PROBLEM REQUIREMENTS -> Please return the full listing below without altering anything.

───── RECORDS

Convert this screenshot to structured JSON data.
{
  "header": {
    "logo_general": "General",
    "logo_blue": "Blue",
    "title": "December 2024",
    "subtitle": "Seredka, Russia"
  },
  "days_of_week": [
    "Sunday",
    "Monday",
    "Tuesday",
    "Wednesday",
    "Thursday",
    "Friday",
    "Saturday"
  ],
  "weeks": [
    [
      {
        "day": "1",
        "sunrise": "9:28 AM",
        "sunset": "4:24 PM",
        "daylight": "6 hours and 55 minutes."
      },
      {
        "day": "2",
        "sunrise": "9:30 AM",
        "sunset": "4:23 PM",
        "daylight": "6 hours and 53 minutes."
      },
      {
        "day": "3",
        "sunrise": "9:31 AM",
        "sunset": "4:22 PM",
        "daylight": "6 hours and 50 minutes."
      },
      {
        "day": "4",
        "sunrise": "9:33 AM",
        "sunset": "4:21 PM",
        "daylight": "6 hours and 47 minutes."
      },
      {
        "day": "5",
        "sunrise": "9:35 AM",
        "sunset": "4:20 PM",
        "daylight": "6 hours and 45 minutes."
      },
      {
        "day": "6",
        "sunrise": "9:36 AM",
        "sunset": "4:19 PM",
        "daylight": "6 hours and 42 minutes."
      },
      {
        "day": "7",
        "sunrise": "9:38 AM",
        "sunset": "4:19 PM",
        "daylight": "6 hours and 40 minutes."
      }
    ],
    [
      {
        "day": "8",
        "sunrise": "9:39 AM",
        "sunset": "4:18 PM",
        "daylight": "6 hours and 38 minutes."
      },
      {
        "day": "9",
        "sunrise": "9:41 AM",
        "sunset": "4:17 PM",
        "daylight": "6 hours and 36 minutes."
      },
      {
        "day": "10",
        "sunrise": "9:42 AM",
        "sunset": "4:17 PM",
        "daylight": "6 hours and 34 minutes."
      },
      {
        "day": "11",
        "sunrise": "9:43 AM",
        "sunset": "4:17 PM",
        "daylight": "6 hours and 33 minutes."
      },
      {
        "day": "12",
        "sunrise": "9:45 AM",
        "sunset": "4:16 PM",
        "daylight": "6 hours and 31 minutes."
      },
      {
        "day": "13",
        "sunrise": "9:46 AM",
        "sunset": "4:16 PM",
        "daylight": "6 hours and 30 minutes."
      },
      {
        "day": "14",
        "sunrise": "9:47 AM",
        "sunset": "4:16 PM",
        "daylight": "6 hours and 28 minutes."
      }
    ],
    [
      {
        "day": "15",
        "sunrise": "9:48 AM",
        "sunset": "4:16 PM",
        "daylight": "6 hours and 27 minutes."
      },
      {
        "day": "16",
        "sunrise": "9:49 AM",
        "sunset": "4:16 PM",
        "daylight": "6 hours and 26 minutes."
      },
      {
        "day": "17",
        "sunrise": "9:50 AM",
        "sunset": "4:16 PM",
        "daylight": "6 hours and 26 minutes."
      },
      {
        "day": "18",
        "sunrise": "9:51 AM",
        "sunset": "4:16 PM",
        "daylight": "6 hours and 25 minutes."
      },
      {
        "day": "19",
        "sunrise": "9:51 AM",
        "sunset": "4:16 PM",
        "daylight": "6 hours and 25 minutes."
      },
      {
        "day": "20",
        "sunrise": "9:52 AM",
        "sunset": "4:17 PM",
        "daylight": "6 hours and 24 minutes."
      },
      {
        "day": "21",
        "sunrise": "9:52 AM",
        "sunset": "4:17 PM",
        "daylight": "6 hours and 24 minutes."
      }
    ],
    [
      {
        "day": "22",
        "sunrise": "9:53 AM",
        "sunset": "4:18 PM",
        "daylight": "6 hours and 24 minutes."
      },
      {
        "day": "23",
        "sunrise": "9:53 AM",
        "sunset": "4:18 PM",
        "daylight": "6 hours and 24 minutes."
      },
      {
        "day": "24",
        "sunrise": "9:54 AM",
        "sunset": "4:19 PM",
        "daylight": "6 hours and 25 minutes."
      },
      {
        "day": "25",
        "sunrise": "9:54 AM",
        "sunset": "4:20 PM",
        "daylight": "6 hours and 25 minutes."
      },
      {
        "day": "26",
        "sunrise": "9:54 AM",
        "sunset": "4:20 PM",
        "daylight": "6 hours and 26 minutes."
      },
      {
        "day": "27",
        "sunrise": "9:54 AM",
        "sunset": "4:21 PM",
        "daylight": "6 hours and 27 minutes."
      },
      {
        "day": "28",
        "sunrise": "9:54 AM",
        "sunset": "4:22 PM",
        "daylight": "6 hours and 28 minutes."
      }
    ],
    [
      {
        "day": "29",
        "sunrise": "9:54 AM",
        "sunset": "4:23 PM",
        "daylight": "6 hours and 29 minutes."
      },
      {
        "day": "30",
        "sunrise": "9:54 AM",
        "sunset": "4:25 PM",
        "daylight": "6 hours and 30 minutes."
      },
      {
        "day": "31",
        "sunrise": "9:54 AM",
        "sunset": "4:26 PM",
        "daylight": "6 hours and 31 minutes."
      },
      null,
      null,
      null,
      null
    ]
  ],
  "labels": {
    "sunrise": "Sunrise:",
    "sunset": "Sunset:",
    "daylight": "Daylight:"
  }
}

──────────

RESULT OF THIS EXERCISE ->
Convert this screenshot to structured JSON data.
{
  "header": {
    "logo_general": "General",
    "logo_blue": "Blue",
    "title": "December 2024",
    "subtitle": "Seredka, Russia"
  },
  "days_of_week": [
    "Sunday",
    "Monday",
    "Tuesday",
    "Wednesday",
    "Thursday",
    "Friday",
    "Saturday"
  ],
  "weeks": [
    [
      {
        "day": "1",
        "sunrise": "9:28 AM",
        "sunset": "4:24 PM",
        "daylight": "6 hours and 55 minutes."
      },
      {
        "day": "2",
        "sunrise": "9:30 AM",
        "sunset": "4:23 PM",
        "daylight": "6 hours and 53 minutes."
      },
      {
        "day": "3",
        "sunrise": "9:31 AM",
        "sunset": "4:22 PM",
        "daylight": "6 hours and 50 minutes."
      },
      {
        "day": "4",
        "sunrise": "9:33 AM",
        "sunset": "4:21 PM",
        "daylight": "6 hours and 47 minutes."
      },
      {
        "day": "5",
        "sunrise": "9:35 AM",
        "sunset": "4:20 PM",
        "daylight": "6 hours and 45 minutes."
      },
      {
        "day": "6",
        "sunrise": "9:36 AM",
        "sunset": "4:19 PM",
        "daylight": "6 hours and 42 minutes."
      },
      {
        "day": "7",
        "sunrise": "9:38 AM",
        "sunset": "4:19 PM",
        "daylight": "6 hours and 40 minutes."
      }
    ],
    [
      {
        "day": "8",
        "sunrise": "9:39 AM",
        "sunset": "4:18 PM",
        "daylight": "6 hours and 38 minutes."
      },
      {
        "day": "9",
        "sunrise": "9:41 AM",
        "sunset": "4:17 PM",
        "daylight": "6 hours and 36 minutes."
      },
      {
        "day": "10",
        "sunrise": "9:42 AM",
        "sunset": "4:17 PM",
        "daylight": "6 hours and 34 minutes."
      },
      {
        "day": "11",
        "sunrise": "9:43 AM",
        "sunset": "4:17 PM",
        "daylight": "6 hours and 33 minutes."
      },
      {
        "day": "12",
        "sunrise": "9:45 AM",
        "sunset": "4:16 PM",
        "daylight": "6 hours and 31 minutes."
      },
      {
        "day": "13",
        "sunrise": "9:46 AM",
        "sunset": "4:16 PM",
        "daylight": "6 hours and 30 minutes."
      },
      {
        "day": "14",
        "sunrise": "9:47 AM",
        "sunset": "4:16 PM",
        "daylight": "6 hours and 28 minutes."
      }
    ],
    [
      {
        "day": "15",
        "sunrise": "9:48 AM",
        "sunset": "4:16 PM",
        "daylight": "6 hours and 27 minutes."
      },
      {
        "day": "16",
        "sunrise": "9:49 AM",
        "sunset": "4:16 PM",
        "daylight": "6 hours and 26 minutes."
      },
      {
        "day": "17",
        "sunrise": "9:50 AM",
        "sunset": "4:16 PM",
        "daylight": "6 hours and 26 minutes."
      },
      {
        "day": "18",
        "sunrise": "9:51 AM",
        "sunset": "4:16 PM",
        "daylight": "6 hours and 25 minutes."
      },
      {
        "day": "19",
        "sunrise": "9:51 AM",
        "sunset": "4:16 PM",
        "daylight": "6 hours and 25 minutes."
      },
      {
        "day": "20",
        "sunrise": "9:52 AM",
        "sunset": "4:17 PM",
        "daylight": "6 hours and 24 minutes."
      },
      {
        "day": "21",
        "sunrise": "9:52 AM",
        "sunset": "4:17 PM",
        "daylight": "6 hours and 24 minutes."
      }
    ],
    [
      {
        "day": "22",
        "sunrise": "9:53 AM",
        "sunset": "4:18 PM",
        "daylight": "6 hours and 24 minutes."
      },
      {
        "day": "23",
        "sunrise": "9:53 AM",
        "sunset": "4:18 PM",
        "daylight": "6 hours and 24 minutes."
      },
      {
        "day": "24",
        "sunrise": "9:54 AM",
        "sunset": "4:19 PM",
        "daylight": "6 hours and 25 minutes."
      },
      {
        "day": "25",
        "sunrise": "9:54 AM",
        "sunset": "4:20 PM",
        "daylight": "6 hours and 25 minutes."
      },
      {
        "day": "26",
        "sunrise": "9:54 AM",
        "sunset": "4:20 PM",
        "daylight": "6 hours and 26 minutes."
      },
      {
        "day": "27",
        "sunrise": "9:54 AM",
        "sunset": "4:21 PM",
        "daylight": "6 hours and 27 minutes."
      },
      {
        "day": "28",
        "sunrise": "9:54 AM",
        "sunset": "4:22 PM",
        "daylight": "6 hours and 28 minutes."
      }
    ],
    [
      {
        "day": "29",
        "sunrise": "9:54 AM",
        "sunset": "4:23 PM",
        "daylight": "6 hours and 29 minutes."
      },
      {
        "day": "30",
        "sunrise": "9:54 AM",
        "sunset": "4:25 PM",
        "daylight": "6 hours and 30 minutes."
      },
      {
        "day": "31",
        "sunrise": "9:54 AM",
        "sunset": "4:26 PM",
        "daylight": "6 hours and 31 minutes."
      },
      null,
      null,
      null,
      null
    ]
  ],
  "labels": {
    "sunrise": "Sunrise:",
    "sunset": "Sunset:",
    "daylight": "Daylight:"
  }
}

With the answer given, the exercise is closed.